* _PROBLEM REQUIREMENTS_:
Find how many lines in the material contain "JSON"; your answer should be that number alone.

* _DATA LISTING_:
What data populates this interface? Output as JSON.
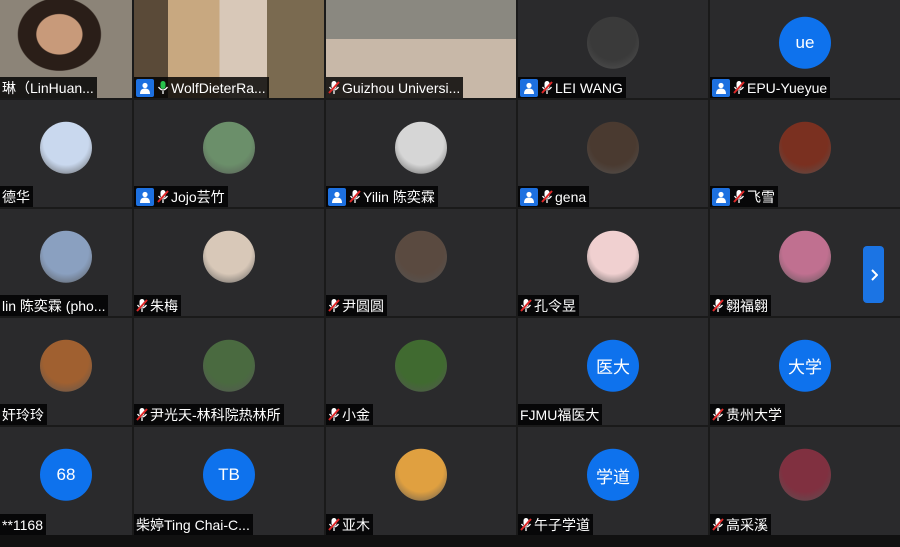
{
  "participants": [
    {
      "name": "琳（LinHuan...",
      "type": "video",
      "host": false,
      "mic": "none"
    },
    {
      "name": "WolfDieterRa...",
      "type": "video",
      "host": true,
      "mic": "active",
      "active": true
    },
    {
      "name": "Guizhou Universi...",
      "type": "video",
      "host": false,
      "mic": "muted"
    },
    {
      "name": "LEI WANG",
      "type": "pic",
      "host": true,
      "mic": "muted",
      "avatar_color": "#3a3a3a"
    },
    {
      "name": "EPU-Yueyue",
      "type": "initials",
      "initials": "ue",
      "host": true,
      "mic": "muted"
    },
    {
      "name": "德华",
      "type": "pic",
      "host": false,
      "mic": "none",
      "avatar_color": "#c9d8ee"
    },
    {
      "name": "Jojo芸竹",
      "type": "pic",
      "host": true,
      "mic": "muted",
      "avatar_color": "#6b8f6a"
    },
    {
      "name": "Yilin 陈奕霖",
      "type": "pic",
      "host": true,
      "mic": "muted",
      "avatar_color": "#d6d6d6"
    },
    {
      "name": "gena",
      "type": "pic",
      "host": true,
      "mic": "muted",
      "avatar_color": "#4a3a30"
    },
    {
      "name": "飞雪",
      "type": "pic",
      "host": true,
      "mic": "muted",
      "avatar_color": "#7a3020"
    },
    {
      "name": "lin 陈奕霖 (pho...",
      "type": "pic",
      "host": false,
      "mic": "none",
      "avatar_color": "#8aa0c0"
    },
    {
      "name": "朱梅",
      "type": "pic",
      "host": false,
      "mic": "muted",
      "avatar_color": "#d8c8b8"
    },
    {
      "name": "尹圆圆",
      "type": "pic",
      "host": false,
      "mic": "muted",
      "avatar_color": "#5a4a40"
    },
    {
      "name": "孔令昱",
      "type": "pic",
      "host": false,
      "mic": "muted",
      "avatar_color": "#f0d0d0"
    },
    {
      "name": "翱福翱",
      "type": "pic",
      "host": false,
      "mic": "muted",
      "avatar_color": "#c07090"
    },
    {
      "name": "奸玲玲",
      "type": "pic",
      "host": false,
      "mic": "none",
      "avatar_color": "#a06030"
    },
    {
      "name": "尹光天-林科院热林所",
      "type": "pic",
      "host": false,
      "mic": "muted",
      "avatar_color": "#4a6a40"
    },
    {
      "name": "小金",
      "type": "pic",
      "host": false,
      "mic": "muted",
      "avatar_color": "#406a30"
    },
    {
      "name": "FJMU福医大",
      "type": "initials",
      "initials": "医大",
      "host": false,
      "mic": "none"
    },
    {
      "name": "贵州大学",
      "type": "initials",
      "initials": "大学",
      "host": false,
      "mic": "muted"
    },
    {
      "name": "**1168",
      "type": "initials",
      "initials": "68",
      "host": false,
      "mic": "none"
    },
    {
      "name": "柴婷Ting Chai-C...",
      "type": "initials",
      "initials": "TB",
      "host": false,
      "mic": "none"
    },
    {
      "name": "亚木",
      "type": "pic",
      "host": false,
      "mic": "muted",
      "avatar_color": "#e0a040"
    },
    {
      "name": "午子学道",
      "type": "initials",
      "initials": "学道",
      "host": false,
      "mic": "muted"
    },
    {
      "name": "高采溪",
      "type": "pic",
      "host": false,
      "mic": "muted",
      "avatar_color": "#803040"
    }
  ],
  "colors": {
    "accent": "#0e72ed",
    "active_border": "#27c24c",
    "tile_bg": "#2a2a2c"
  },
  "icons": {
    "host": "person-icon",
    "mic_muted": "mic-muted-icon",
    "mic_active": "mic-active-icon",
    "next": "chevron-right-icon"
  }
}
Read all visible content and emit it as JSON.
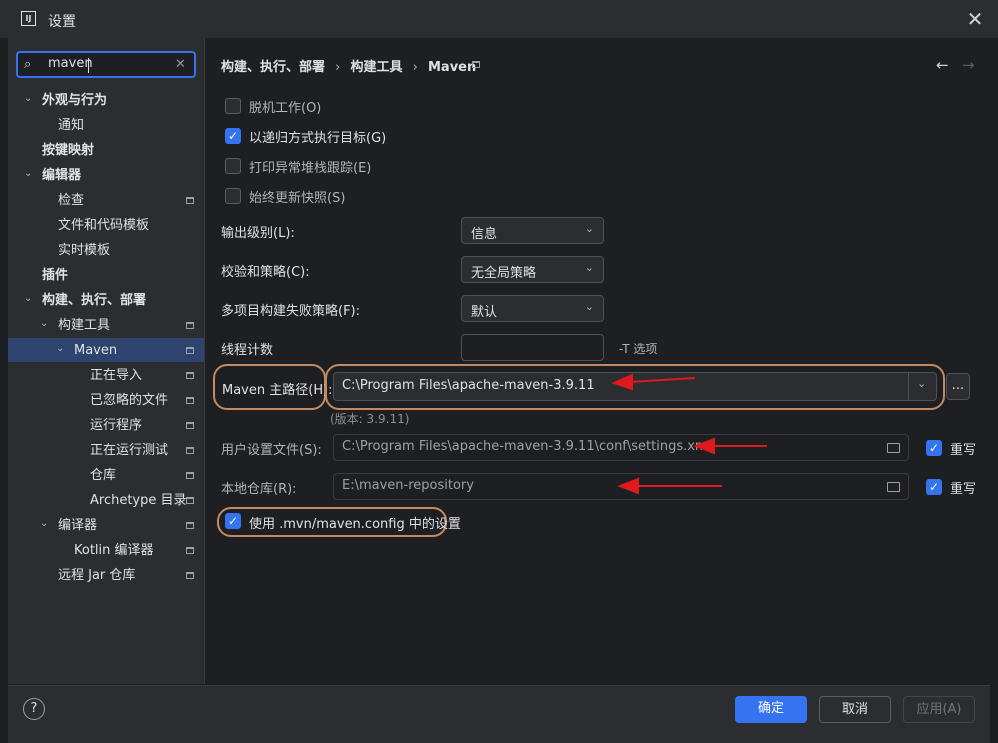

* _SOLUTION TO THE EXERCISE_:
2